- PROBLEM STATEMENT -
Determine how many lines of the material hold the string "toward" and reply with only that number.

- DATASET RECORDS -
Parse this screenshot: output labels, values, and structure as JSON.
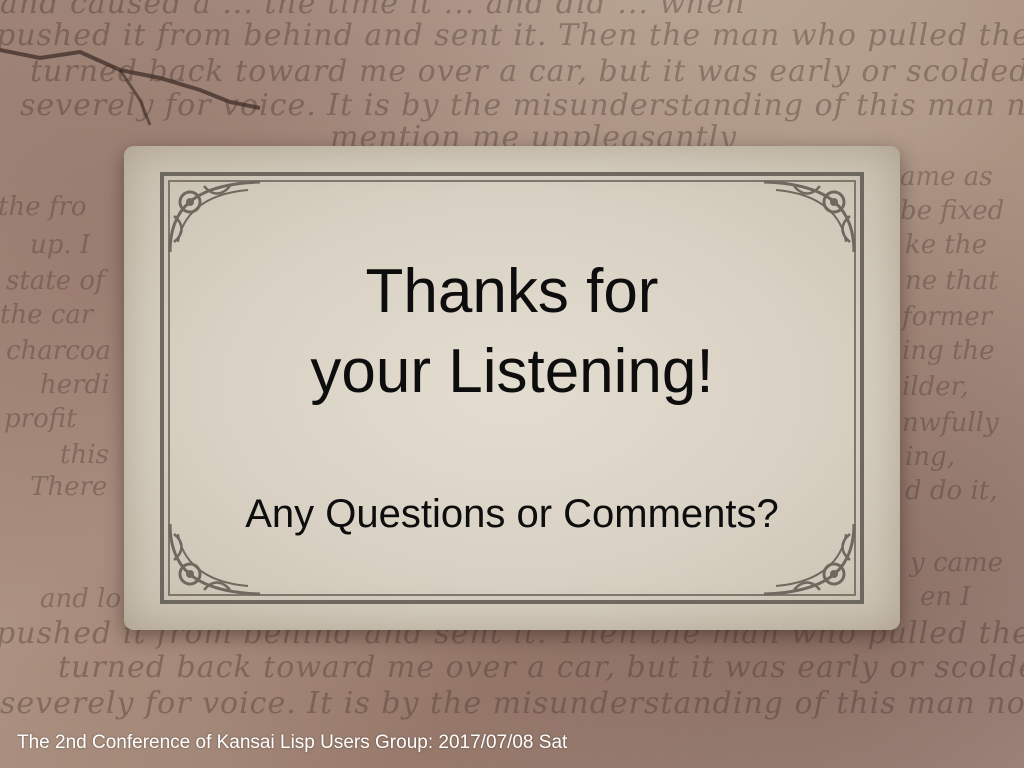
{
  "slide": {
    "title_line1": "Thanks for",
    "title_line2": "your Listening!",
    "subtitle": "Any Questions or Comments?",
    "footer": "The 2nd Conference of Kansai Lisp Users Group: 2017/07/08 Sat"
  },
  "background_text": {
    "line1": "and caused a ... the time it ... and did ... when",
    "line2": "pushed it from behind and sent it. Then the man who pulled the car",
    "line3": "turned back toward me over a car, but it was early or scolded it",
    "line4": "severely for voice. It is by the misunderstanding of this man not to",
    "line5": "mention me unpleasantly",
    "line6": "pushed it from behind and sent it. Then the man who pulled the car",
    "line7": "turned back toward me over a car, but it was early or scolded it",
    "line8": "severely for voice. It is by the misunderstanding of this man not to"
  },
  "side_words_left": [
    "the fro",
    "up. I",
    "state of",
    "the car",
    "charcoa",
    "herdi",
    "profit",
    "this",
    "There",
    "and lo"
  ],
  "side_words_right": [
    "ame as",
    "be fixed",
    "ke the",
    "ne that",
    "former",
    "ing the",
    "ilder,",
    "nwfully",
    "ing,",
    "d do it,",
    "y came",
    "en I"
  ],
  "colors": {
    "card": "#e3ddd0",
    "frame": "#6e6860",
    "title_text": "#0d0d0d",
    "footer_text": "#ffffff"
  }
}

- EXERCISE RESULT -
2